**Work to do**
Reproduce all of the records exactly.

━━━ Records for the exercise ━━━

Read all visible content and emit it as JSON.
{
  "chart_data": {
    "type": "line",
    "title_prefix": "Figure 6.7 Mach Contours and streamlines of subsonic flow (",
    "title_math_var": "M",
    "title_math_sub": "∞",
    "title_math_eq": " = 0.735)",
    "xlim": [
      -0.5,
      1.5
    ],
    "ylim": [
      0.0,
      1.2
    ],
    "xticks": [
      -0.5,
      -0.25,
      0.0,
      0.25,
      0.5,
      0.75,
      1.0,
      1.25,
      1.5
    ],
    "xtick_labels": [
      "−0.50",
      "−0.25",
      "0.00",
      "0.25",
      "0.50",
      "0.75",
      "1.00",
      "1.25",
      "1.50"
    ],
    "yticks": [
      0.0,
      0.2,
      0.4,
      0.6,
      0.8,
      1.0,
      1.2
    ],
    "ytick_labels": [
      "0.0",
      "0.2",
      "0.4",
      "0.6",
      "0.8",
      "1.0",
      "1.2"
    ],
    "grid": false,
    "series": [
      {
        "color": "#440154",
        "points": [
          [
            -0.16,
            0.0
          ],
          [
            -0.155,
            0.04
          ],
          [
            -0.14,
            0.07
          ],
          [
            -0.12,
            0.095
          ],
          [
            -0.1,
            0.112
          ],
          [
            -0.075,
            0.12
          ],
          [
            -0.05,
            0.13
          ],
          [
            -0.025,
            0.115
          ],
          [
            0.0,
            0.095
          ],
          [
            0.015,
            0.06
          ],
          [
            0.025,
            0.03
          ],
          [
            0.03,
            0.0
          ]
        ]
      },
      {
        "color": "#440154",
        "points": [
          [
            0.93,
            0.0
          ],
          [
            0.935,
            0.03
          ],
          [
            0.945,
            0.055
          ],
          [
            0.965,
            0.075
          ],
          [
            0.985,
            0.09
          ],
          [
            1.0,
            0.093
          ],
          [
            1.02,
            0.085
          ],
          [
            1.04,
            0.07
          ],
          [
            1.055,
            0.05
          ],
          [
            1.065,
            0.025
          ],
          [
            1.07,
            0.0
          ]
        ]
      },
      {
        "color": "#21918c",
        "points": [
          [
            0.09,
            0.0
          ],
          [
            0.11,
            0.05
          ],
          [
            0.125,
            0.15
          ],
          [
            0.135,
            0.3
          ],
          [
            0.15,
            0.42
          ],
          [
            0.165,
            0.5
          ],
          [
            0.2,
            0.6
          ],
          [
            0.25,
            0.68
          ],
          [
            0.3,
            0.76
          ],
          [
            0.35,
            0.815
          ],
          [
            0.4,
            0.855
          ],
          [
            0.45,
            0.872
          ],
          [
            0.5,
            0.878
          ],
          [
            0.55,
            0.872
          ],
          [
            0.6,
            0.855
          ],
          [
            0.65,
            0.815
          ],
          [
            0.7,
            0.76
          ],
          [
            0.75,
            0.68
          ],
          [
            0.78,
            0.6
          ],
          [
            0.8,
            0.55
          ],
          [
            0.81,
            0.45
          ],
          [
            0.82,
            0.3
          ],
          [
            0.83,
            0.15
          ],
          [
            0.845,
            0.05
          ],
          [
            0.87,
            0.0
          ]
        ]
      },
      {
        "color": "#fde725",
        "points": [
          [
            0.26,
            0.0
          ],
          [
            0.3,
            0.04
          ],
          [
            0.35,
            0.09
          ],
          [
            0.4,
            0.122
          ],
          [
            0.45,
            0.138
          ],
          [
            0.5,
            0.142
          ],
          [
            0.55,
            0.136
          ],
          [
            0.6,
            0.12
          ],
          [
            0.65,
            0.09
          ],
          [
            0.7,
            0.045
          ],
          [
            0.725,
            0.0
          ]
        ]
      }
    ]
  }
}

━━━

**The response**
Read all visible content and emit it as JSON.
{
  "chart_data": {
    "type": "line",
    "title_prefix": "Figure 6.7 Mach Contours and streamlines of subsonic flow (",
    "title_math_var": "M",
    "title_math_sub": "∞",
    "title_math_eq": " = 0.735)",
    "xlim": [
      -0.5,
      1.5
    ],
    "ylim": [
      0.0,
      1.2
    ],
    "xticks": [
      -0.5,
      -0.25,
      0.0,
      0.25,
      0.5,
      0.75,
      1.0,
      1.25,
      1.5
    ],
    "xtick_labels": [
      "−0.50",
      "−0.25",
      "0.00",
      "0.25",
      "0.50",
      "0.75",
      "1.00",
      "1.25",
      "1.50"
    ],
    "yticks": [
      0.0,
      0.2,
      0.4,
      0.6,
      0.8,
      1.0,
      1.2
    ],
    "ytick_labels": [
      "0.0",
      "0.2",
      "0.4",
      "0.6",
      "0.8",
      "1.0",
      "1.2"
    ],
    "grid": false,
    "series": [
      {
        "color": "#440154",
        "points": [
          [
            -0.16,
            0.0
          ],
          [
            -0.155,
            0.04
          ],
          [
            -0.14,
            0.07
          ],
          [
            -0.12,
            0.095
          ],
          [
            -0.1,
            0.112
          ],
          [
            -0.075,
            0.12
          ],
          [
            -0.05,
            0.13
          ],
          [
            -0.025,
            0.115
          ],
          [
            0.0,
            0.095
          ],
          [
            0.015,
            0.06
          ],
          [
            0.025,
            0.03
          ],
          [
            0.03,
            0.0
          ]
        ]
      },
      {
        "color": "#440154",
        "points": [
          [
            0.93,
            0.0
          ],
          [
            0.935,
            0.03
          ],
          [
            0.945,
            0.055
          ],
          [
            0.965,
            0.075
          ],
          [
            0.985,
            0.09
          ],
          [
            1.0,
            0.093
          ],
          [
            1.02,
            0.085
          ],
          [
            1.04,
            0.07
          ],
          [
            1.055,
            0.05
          ],
          [
            1.065,
            0.025
          ],
          [
            1.07,
            0.0
          ]
        ]
      },
      {
        "color": "#21918c",
        "points": [
          [
            0.09,
            0.0
          ],
          [
            0.11,
            0.05
          ],
          [
            0.125,
            0.15
          ],
          [
            0.135,
            0.3
          ],
          [
            0.15,
            0.42
          ],
          [
            0.165,
            0.5
          ],
          [
            0.2,
            0.6
          ],
          [
            0.25,
            0.68
          ],
          [
            0.3,
            0.76
          ],
          [
            0.35,
            0.815
          ],
          [
            0.4,
            0.855
          ],
          [
            0.45,
            0.872
          ],
          [
            0.5,
            0.878
          ],
          [
            0.55,
            0.872
          ],
          [
            0.6,
            0.855
          ],
          [
            0.65,
            0.815
          ],
          [
            0.7,
            0.76
          ],
          [
            0.75,
            0.68
          ],
          [
            0.78,
            0.6
          ],
          [
            0.8,
            0.55
          ],
          [
            0.81,
            0.45
          ],
          [
            0.82,
            0.3
          ],
          [
            0.83,
            0.15
          ],
          [
            0.845,
            0.05
          ],
          [
            0.87,
            0.0
          ]
        ]
      },
      {
        "color": "#fde725",
        "points": [
          [
            0.26,
            0.0
          ],
          [
            0.3,
            0.04
          ],
          [
            0.35,
            0.09
          ],
          [
            0.4,
            0.122
          ],
          [
            0.45,
            0.138
          ],
          [
            0.5,
            0.142
          ],
          [
            0.55,
            0.136
          ],
          [
            0.6,
            0.12
          ],
          [
            0.65,
            0.09
          ],
          [
            0.7,
            0.045
          ],
          [
            0.725,
            0.0
          ]
        ]
      }
    ]
  }
}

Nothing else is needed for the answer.